Profesor Johan Rockström dari Potsdam Institute for Climate Impact Research memperingatkan bahwa “kita sedang menekan sistem penyangga kehidupan bumi melampaui batas-batas planet yang aman. Jika tidak segera diubah, konsekuensinya bisa sangat merusak dan permanen.”
Namun, di tengah tantangan, harapan tetap menyala. Gerakan ramah lingkungan mulai tumbuh dari komunitas-komunitas kecil hingga kebijakan global. Transisi ke energi terbarukan, pengurangan limbah plastik, serta pelestarian hutan dan laut menjadi langkah penting menuju bumi yang lebih sehat. Pemerintah Indonesia, misalnya, menargetkan Net Zero Emission pada tahun 2060 dan mempercepat pengembangan energi surya dan hidro sebagai solusi jangka panjang.

**TUJUAN LATIHAN:**
Tuliskan kembali secara persis seluruh bagian teks bacaan tentang lingkungan, mulai dari "Namun, di tengah" hingga "solusi jangka panjang.". Catatan berikut tidak berperan dalam latihan ini.

**DATA YANG DISEDIAKAN:**
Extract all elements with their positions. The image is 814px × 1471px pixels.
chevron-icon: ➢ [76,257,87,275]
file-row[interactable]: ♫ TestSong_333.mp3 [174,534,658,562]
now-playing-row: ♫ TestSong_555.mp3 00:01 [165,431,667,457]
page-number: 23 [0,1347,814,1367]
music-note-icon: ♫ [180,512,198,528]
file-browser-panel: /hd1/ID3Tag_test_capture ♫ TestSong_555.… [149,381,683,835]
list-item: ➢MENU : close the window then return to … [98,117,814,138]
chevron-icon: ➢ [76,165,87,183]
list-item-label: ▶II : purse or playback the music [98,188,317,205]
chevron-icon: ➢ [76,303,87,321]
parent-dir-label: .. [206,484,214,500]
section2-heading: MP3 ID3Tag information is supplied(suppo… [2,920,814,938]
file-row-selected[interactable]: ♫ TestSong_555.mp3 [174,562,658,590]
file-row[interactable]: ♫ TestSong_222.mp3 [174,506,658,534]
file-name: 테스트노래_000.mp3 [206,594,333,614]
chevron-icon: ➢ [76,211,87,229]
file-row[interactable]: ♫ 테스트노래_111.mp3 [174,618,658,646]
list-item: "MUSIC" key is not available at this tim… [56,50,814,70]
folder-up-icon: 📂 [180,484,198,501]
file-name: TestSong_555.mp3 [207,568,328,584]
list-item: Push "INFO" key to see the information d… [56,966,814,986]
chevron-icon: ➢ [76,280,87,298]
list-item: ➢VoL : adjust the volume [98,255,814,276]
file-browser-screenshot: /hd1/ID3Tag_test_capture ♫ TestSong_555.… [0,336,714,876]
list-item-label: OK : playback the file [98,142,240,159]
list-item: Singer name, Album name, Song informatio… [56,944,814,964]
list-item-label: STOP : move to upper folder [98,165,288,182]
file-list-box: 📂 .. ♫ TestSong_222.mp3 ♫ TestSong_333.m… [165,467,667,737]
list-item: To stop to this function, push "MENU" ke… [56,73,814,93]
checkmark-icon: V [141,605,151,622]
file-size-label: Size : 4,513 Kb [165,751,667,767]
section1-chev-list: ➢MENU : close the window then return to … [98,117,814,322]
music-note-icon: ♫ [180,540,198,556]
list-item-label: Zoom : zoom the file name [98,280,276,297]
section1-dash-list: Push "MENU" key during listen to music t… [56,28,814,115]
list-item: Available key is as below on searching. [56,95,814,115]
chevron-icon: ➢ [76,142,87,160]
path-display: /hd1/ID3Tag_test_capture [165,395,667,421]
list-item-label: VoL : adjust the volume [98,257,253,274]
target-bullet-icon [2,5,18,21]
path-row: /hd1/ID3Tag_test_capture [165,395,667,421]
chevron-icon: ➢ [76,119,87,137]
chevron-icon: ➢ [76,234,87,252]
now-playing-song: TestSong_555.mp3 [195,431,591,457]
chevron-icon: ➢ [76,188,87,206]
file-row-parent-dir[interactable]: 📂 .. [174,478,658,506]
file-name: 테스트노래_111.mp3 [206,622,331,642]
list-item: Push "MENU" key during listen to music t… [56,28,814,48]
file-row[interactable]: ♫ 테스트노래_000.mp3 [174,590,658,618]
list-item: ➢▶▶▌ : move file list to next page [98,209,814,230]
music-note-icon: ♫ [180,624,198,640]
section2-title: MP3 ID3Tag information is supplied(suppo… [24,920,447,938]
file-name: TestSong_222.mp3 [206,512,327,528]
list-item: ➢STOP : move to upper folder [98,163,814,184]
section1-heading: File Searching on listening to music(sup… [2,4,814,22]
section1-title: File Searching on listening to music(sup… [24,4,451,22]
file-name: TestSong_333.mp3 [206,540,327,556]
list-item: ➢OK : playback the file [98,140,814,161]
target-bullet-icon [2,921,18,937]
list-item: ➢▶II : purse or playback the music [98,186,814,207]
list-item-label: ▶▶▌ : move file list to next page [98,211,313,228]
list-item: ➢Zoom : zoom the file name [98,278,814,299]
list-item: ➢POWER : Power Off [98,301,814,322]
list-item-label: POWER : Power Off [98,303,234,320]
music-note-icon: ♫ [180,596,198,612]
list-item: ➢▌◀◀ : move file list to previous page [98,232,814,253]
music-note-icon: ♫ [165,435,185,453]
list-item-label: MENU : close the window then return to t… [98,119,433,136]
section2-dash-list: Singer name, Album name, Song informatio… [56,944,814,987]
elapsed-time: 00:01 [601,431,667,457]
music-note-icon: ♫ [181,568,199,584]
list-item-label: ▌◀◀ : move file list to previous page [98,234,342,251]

**HASIL TUGAS:**
Namun, di tengah tantangan, harapan tetap menyala. Gerakan ramah lingkungan mulai tumbuh dari komunitas-komunitas kecil hingga kebijakan global. Transisi ke energi terbarukan, pengurangan limbah plastik, serta pelestarian hutan dan laut menjadi langkah penting menuju bumi yang lebih sehat. Pemerintah Indonesia, misalnya, menargetkan Net Zero Emission pada tahun 2060 dan mempercepat pengembangan energi surya dan hidro sebagai solusi jangka panjang.